─── SUPPLIED RECORDS ───

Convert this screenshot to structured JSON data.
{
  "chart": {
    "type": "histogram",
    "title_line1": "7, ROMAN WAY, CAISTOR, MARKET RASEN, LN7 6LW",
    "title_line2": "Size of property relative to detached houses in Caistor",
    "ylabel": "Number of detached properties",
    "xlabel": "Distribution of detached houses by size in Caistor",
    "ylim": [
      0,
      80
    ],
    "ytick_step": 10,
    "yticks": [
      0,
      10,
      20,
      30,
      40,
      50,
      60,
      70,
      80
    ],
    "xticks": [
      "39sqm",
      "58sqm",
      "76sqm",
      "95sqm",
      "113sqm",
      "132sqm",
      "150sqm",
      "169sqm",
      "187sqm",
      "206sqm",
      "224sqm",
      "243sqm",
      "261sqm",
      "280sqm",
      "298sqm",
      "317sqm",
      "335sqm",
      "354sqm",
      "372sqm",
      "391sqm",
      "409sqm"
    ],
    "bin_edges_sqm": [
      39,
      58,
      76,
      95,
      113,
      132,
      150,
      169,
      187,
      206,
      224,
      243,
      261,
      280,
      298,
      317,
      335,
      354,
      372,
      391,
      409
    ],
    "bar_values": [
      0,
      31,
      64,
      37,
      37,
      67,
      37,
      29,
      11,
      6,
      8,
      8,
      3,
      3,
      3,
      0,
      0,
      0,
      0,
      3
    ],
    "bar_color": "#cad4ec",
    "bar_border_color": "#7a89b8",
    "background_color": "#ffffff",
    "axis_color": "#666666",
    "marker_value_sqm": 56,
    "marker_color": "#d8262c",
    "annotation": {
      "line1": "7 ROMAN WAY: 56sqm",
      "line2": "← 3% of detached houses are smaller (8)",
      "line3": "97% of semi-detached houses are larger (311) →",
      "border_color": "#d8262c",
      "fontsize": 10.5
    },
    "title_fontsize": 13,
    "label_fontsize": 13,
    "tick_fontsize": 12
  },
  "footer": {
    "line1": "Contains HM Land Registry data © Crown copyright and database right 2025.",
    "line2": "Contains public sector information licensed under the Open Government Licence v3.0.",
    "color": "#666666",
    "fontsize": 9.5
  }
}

───

SHORT EXERCISE >>
Set down each entry again, unchanged.

FINISHED TASK >>
Convert this screenshot to structured JSON data.
{
  "chart": {
    "type": "histogram",
    "title_line1": "7, ROMAN WAY, CAISTOR, MARKET RASEN, LN7 6LW",
    "title_line2": "Size of property relative to detached houses in Caistor",
    "ylabel": "Number of detached properties",
    "xlabel": "Distribution of detached houses by size in Caistor",
    "ylim": [
      0,
      80
    ],
    "ytick_step": 10,
    "yticks": [
      0,
      10,
      20,
      30,
      40,
      50,
      60,
      70,
      80
    ],
    "xticks": [
      "39sqm",
      "58sqm",
      "76sqm",
      "95sqm",
      "113sqm",
      "132sqm",
      "150sqm",
      "169sqm",
      "187sqm",
      "206sqm",
      "224sqm",
      "243sqm",
      "261sqm",
      "280sqm",
      "298sqm",
      "317sqm",
      "335sqm",
      "354sqm",
      "372sqm",
      "391sqm",
      "409sqm"
    ],
    "bin_edges_sqm": [
      39,
      58,
      76,
      95,
      113,
      132,
      150,
      169,
      187,
      206,
      224,
      243,
      261,
      280,
      298,
      317,
      335,
      354,
      372,
      391,
      409
    ],
    "bar_values": [
      0,
      31,
      64,
      37,
      37,
      67,
      37,
      29,
      11,
      6,
      8,
      8,
      3,
      3,
      3,
      0,
      0,
      0,
      0,
      3
    ],
    "bar_color": "#cad4ec",
    "bar_border_color": "#7a89b8",
    "background_color": "#ffffff",
    "axis_color": "#666666",
    "marker_value_sqm": 56,
    "marker_color": "#d8262c",
    "annotation": {
      "line1": "7 ROMAN WAY: 56sqm",
      "line2": "← 3% of detached houses are smaller (8)",
      "line3": "97% of semi-detached houses are larger (311) →",
      "border_color": "#d8262c",
      "fontsize": 10.5
    },
    "title_fontsize": 13,
    "label_fontsize": 13,
    "tick_fontsize": 12
  },
  "footer": {
    "line1": "Contains HM Land Registry data © Crown copyright and database right 2025.",
    "line2": "Contains public sector information licensed under the Open Government Licence v3.0.",
    "color": "#666666",
    "fontsize": 9.5
  }
}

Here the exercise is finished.